§ Your task:
Print the listing in its entirety and exactly, leaving out images.

====================

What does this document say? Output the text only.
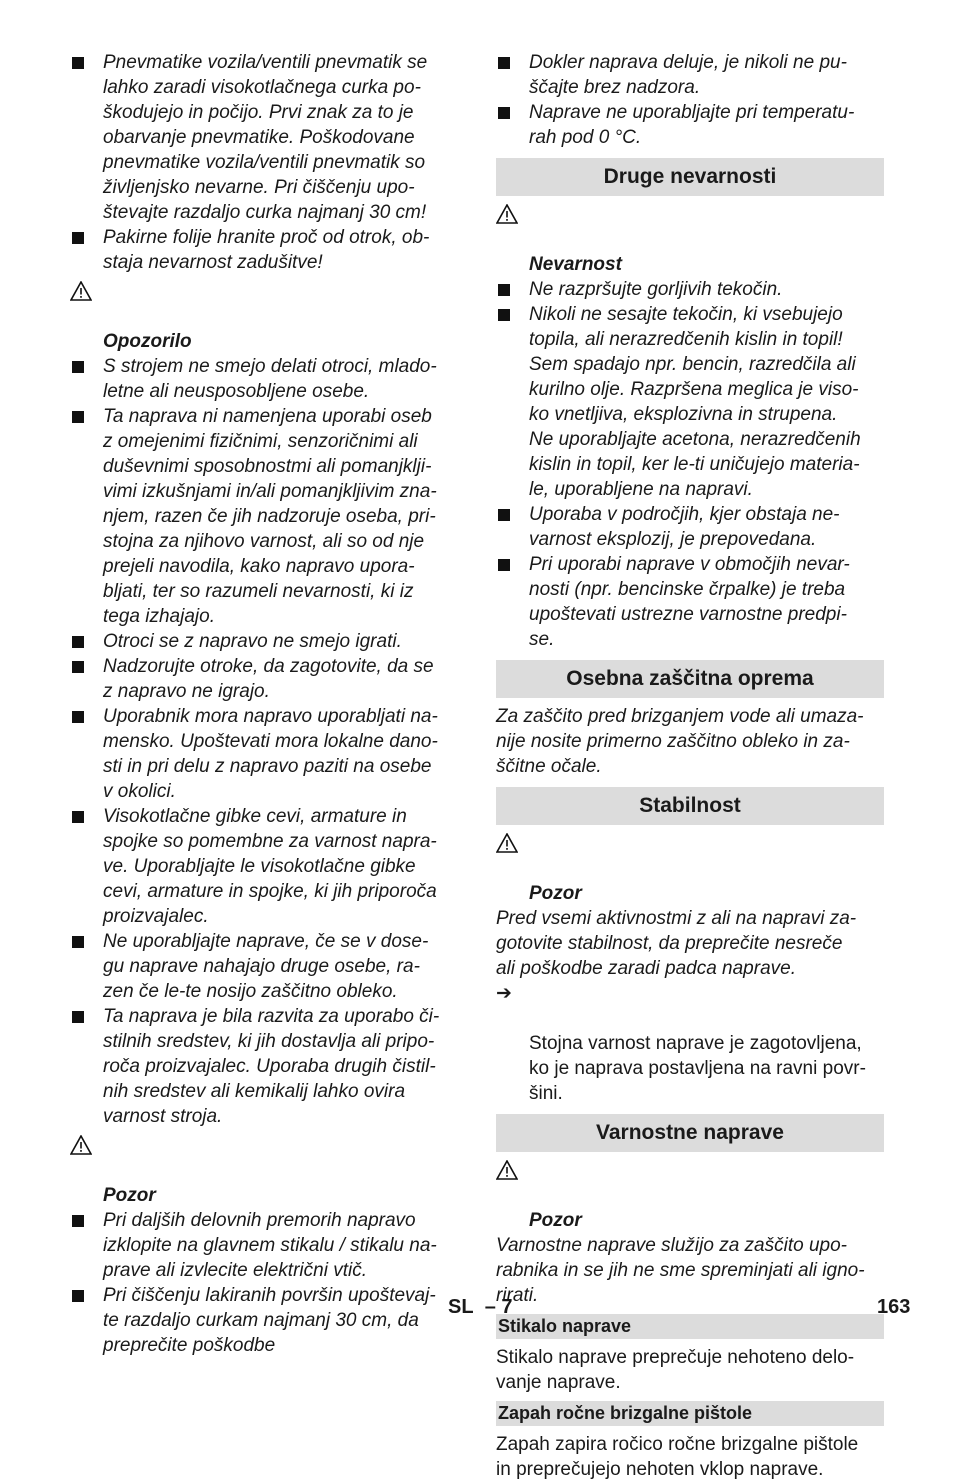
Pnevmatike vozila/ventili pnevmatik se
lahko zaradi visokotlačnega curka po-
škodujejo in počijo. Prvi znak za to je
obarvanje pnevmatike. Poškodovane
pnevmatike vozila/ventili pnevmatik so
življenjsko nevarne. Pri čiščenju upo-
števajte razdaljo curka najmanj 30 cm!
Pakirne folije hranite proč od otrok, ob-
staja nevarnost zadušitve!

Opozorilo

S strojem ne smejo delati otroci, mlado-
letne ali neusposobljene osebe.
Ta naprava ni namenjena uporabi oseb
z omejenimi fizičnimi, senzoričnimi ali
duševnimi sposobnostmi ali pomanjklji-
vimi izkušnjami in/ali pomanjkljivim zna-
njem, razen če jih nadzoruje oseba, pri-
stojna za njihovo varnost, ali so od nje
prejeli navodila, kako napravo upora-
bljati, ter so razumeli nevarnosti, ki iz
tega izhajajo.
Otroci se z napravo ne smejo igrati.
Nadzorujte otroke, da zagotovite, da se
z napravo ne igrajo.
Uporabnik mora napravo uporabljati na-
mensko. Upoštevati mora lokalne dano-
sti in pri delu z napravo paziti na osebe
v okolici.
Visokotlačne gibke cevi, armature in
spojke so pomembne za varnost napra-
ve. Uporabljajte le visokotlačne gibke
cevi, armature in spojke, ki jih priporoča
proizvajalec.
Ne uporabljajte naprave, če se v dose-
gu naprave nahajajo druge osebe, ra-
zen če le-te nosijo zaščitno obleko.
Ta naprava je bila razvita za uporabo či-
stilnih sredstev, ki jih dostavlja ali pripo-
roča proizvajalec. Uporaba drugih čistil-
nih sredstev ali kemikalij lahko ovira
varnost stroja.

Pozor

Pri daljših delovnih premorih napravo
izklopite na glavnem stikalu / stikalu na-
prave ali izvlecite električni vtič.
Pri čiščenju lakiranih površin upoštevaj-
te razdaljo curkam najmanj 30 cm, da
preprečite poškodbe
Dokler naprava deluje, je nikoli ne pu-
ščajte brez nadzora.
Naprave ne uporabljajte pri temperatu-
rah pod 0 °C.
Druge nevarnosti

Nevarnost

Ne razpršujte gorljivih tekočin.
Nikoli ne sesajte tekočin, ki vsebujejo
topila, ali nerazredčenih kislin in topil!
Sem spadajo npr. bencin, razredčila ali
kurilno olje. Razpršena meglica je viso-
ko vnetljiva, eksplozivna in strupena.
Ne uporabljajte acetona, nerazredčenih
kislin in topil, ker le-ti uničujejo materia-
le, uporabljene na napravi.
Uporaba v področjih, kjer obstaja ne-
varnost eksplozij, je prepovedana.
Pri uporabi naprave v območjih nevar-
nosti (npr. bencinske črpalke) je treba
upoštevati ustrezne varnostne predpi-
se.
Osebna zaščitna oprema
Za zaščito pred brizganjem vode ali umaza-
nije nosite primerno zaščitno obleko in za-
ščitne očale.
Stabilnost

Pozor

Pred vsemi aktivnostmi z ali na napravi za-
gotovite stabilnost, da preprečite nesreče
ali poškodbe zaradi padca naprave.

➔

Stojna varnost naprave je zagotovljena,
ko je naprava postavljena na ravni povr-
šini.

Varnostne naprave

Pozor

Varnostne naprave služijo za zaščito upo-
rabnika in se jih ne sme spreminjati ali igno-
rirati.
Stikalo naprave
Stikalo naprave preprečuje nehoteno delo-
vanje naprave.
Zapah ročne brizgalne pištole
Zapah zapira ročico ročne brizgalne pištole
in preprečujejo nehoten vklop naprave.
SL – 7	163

====================

§ In response:
What does this document say? Output the text only.
Pnevmatike vozila/ventili pnevmatik se
lahko zaradi visokotlačnega curka po-
škodujejo in počijo. Prvi znak za to je
obarvanje pnevmatike. Poškodovane
pnevmatike vozila/ventili pnevmatik so
življenjsko nevarne. Pri čiščenju upo-
števajte razdaljo curka najmanj 30 cm!
Pakirne folije hranite proč od otrok, ob-
staja nevarnost zadušitve!

Opozorilo

S strojem ne smejo delati otroci, mlado-
letne ali neusposobljene osebe.
Ta naprava ni namenjena uporabi oseb
z omejenimi fizičnimi, senzoričnimi ali
duševnimi sposobnostmi ali pomanjklji-
vimi izkušnjami in/ali pomanjkljivim zna-
njem, razen če jih nadzoruje oseba, pri-
stojna za njihovo varnost, ali so od nje
prejeli navodila, kako napravo upora-
bljati, ter so razumeli nevarnosti, ki iz
tega izhajajo.
Otroci se z napravo ne smejo igrati.
Nadzorujte otroke, da zagotovite, da se
z napravo ne igrajo.
Uporabnik mora napravo uporabljati na-
mensko. Upoštevati mora lokalne dano-
sti in pri delu z napravo paziti na osebe
v okolici.
Visokotlačne gibke cevi, armature in
spojke so pomembne za varnost napra-
ve. Uporabljajte le visokotlačne gibke
cevi, armature in spojke, ki jih priporoča
proizvajalec.
Ne uporabljajte naprave, če se v dose-
gu naprave nahajajo druge osebe, ra-
zen če le-te nosijo zaščitno obleko.
Ta naprava je bila razvita za uporabo či-
stilnih sredstev, ki jih dostavlja ali pripo-
roča proizvajalec. Uporaba drugih čistil-
nih sredstev ali kemikalij lahko ovira
varnost stroja.

Pozor

Pri daljših delovnih premorih napravo
izklopite na glavnem stikalu / stikalu na-
prave ali izvlecite električni vtič.
Pri čiščenju lakiranih površin upoštevaj-
te razdaljo curkam najmanj 30 cm, da
preprečite poškodbe
Dokler naprava deluje, je nikoli ne pu-
ščajte brez nadzora.
Naprave ne uporabljajte pri temperatu-
rah pod 0 °C.
Druge nevarnosti

Nevarnost

Ne razpršujte gorljivih tekočin.
Nikoli ne sesajte tekočin, ki vsebujejo
topila, ali nerazredčenih kislin in topil!
Sem spadajo npr. bencin, razredčila ali
kurilno olje. Razpršena meglica je viso-
ko vnetljiva, eksplozivna in strupena.
Ne uporabljajte acetona, nerazredčenih
kislin in topil, ker le-ti uničujejo materia-
le, uporabljene na napravi.
Uporaba v področjih, kjer obstaja ne-
varnost eksplozij, je prepovedana.
Pri uporabi naprave v območjih nevar-
nosti (npr. bencinske črpalke) je treba
upoštevati ustrezne varnostne predpi-
se.
Osebna zaščitna oprema
Za zaščito pred brizganjem vode ali umaza-
nije nosite primerno zaščitno obleko in za-
ščitne očale.
Stabilnost

Pozor

Pred vsemi aktivnostmi z ali na napravi za-
gotovite stabilnost, da preprečite nesreče
ali poškodbe zaradi padca naprave.

➔

Stojna varnost naprave je zagotovljena,
ko je naprava postavljena na ravni povr-
šini.

Varnostne naprave

Pozor

Varnostne naprave služijo za zaščito upo-
rabnika in se jih ne sme spreminjati ali igno-
rirati.
Stikalo naprave
Stikalo naprave preprečuje nehoteno delo-
vanje naprave.
Zapah ročne brizgalne pištole
Zapah zapira ročico ročne brizgalne pištole
in preprečujejo nehoten vklop naprave.
SL – 7	163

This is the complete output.